● TEXTE SOURCE:
++++++++

J’ai repris cette question du compte afro féministe Angry_afrofem, c’est une question qui a fait écho à mon parcours et à ma quête de soi, j’ai donc décidé d’y répondre sur mon compte instagram. Trouver la réponse est à la fois simple mais aussi un long cheminement. Géographiquement Madagascar fait partie de l’Afrique, à partir de là, il me semble que la réponse est évidente. Cependant, dans mes recherches, j’ai constaté que ce questionnement est valable depuis plusieurs époques. Les peintres malgaches de la capitale que j’ai étudié dans mes travaux de recherches, représentaient systématiquement les personnes vivant en dehors de la capitale avec des teints foncés, des cheveux crépus, des tenues, des coiffures, des bijoux, des habits qui rappellent l’Afrique. Alors qu’ils se représentent eux même avec un teint très clair, des habits européens alors que dans leurs régions ils ont aussi leurs tenues traditionnelles. Par rapport à la carnation, il y a aussi différentes teintes sur toute l’ile, en réalité, les noirs « foncés » ne sont pas que sur les côtes et dans la capitale on ne rencontre pas que des noirs
« clairs ». Malgré le temps écoulé on s’aperçoit que ce constat est toujours là, toutes les personnes ayant une carnation de peau noire n’ont pas la même teinte, et en fonction de cette dernière la manière dont la société nous traite diffère.Nous pouvons pour pousser la question, nous demander quel impact a eu la colonisation sur ces images de nous même. Pour ma part comme dit sur mon compte je suis une femme malgache noire, certes claire et africaine.

++++++++

● DONNÉES:
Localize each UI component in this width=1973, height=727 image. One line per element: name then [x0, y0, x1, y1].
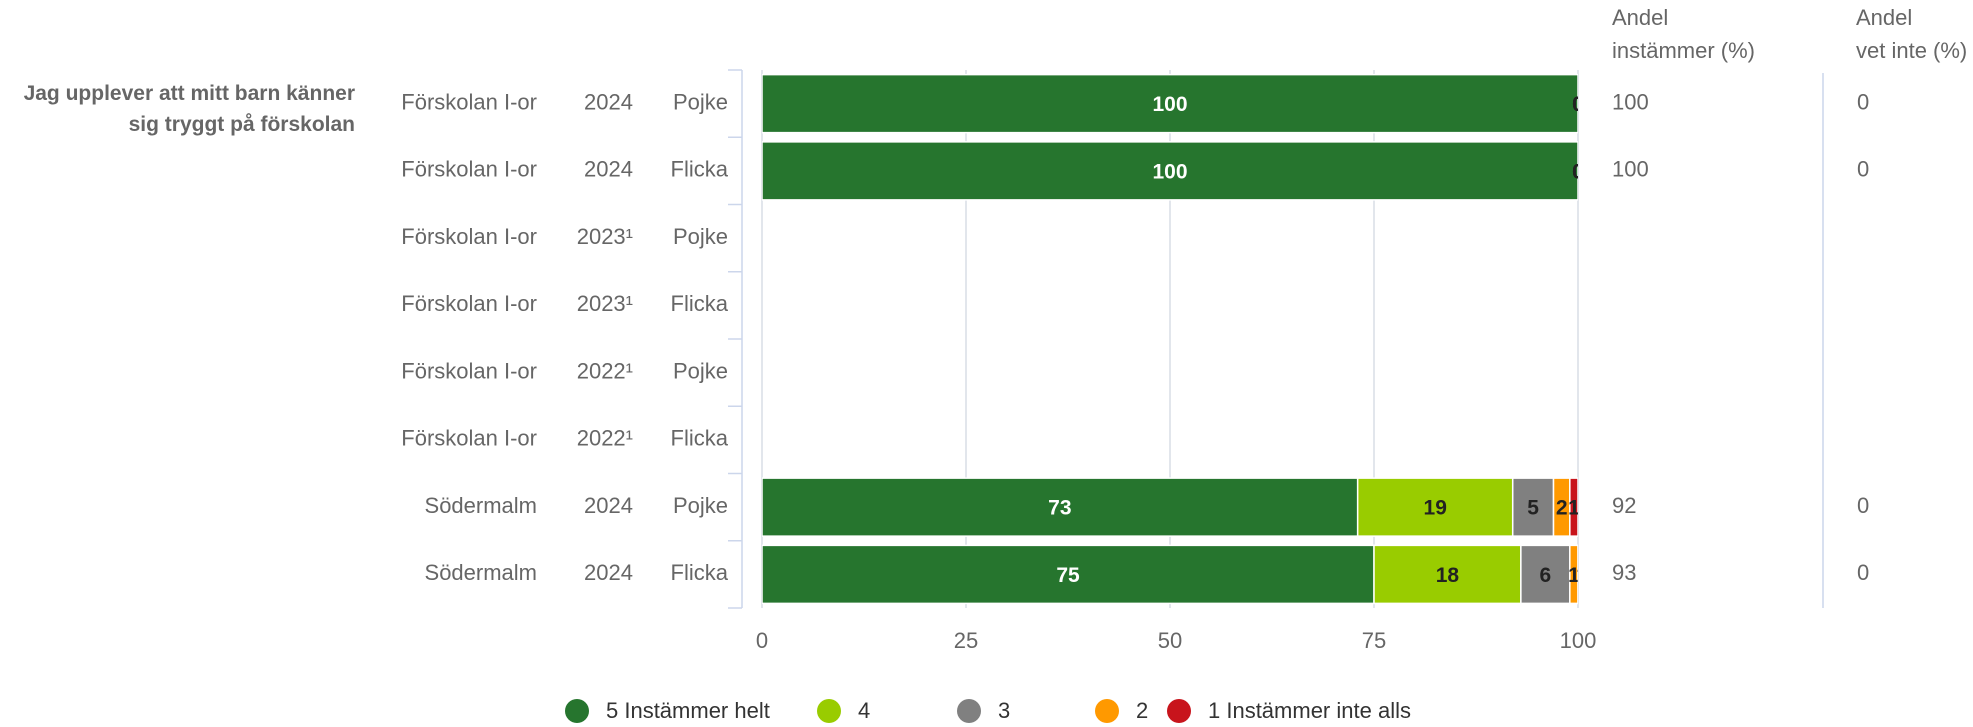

++++++++

● CONSIGNE:
Retapez intégralement le texte sur l'appartenance de Madagascar à l'Afrique, sans y changer un seul mot. Les données proviennent d'une autre source que le texte.

● RÉPONSE:
J’ai repris cette question du compte afro féministe Angry_afrofem, c’est une question qui a fait écho à mon parcours et à ma quête de soi, j’ai donc décidé d’y répondre sur mon compte instagram. Trouver la réponse est à la fois simple mais aussi un long cheminement. Géographiquement Madagascar fait partie de l’Afrique, à partir de là, il me semble que la réponse est évidente. Cependant, dans mes recherches, j’ai constaté que ce questionnement est valable depuis plusieurs époques. Les peintres malgaches de la capitale que j’ai étudié dans mes travaux de recherches, représentaient systématiquement les personnes vivant en dehors de la capitale avec des teints foncés, des cheveux crépus, des tenues, des coiffures, des bijoux, des habits qui rappellent l’Afrique. Alors qu’ils se représentent eux même avec un teint très clair, des habits européens alors que dans leurs régions ils ont aussi leurs tenues traditionnelles. Par rapport à la carnation, il y a aussi différentes teintes sur toute l’ile, en réalité, les noirs « foncés » ne sont pas que sur les côtes et dans la capitale on ne rencontre pas que des noirs
« clairs ». Malgré le temps écoulé on s’aperçoit que ce constat est toujours là, toutes les personnes ayant une carnation de peau noire n’ont pas la même teinte, et en fonction de cette dernière la manière dont la société nous traite diffère.Nous pouvons pour pousser la question, nous demander quel impact a eu la colonisation sur ces images de nous même. Pour ma part comme dit sur mon compte je suis une femme malgache noire, certes claire et africaine.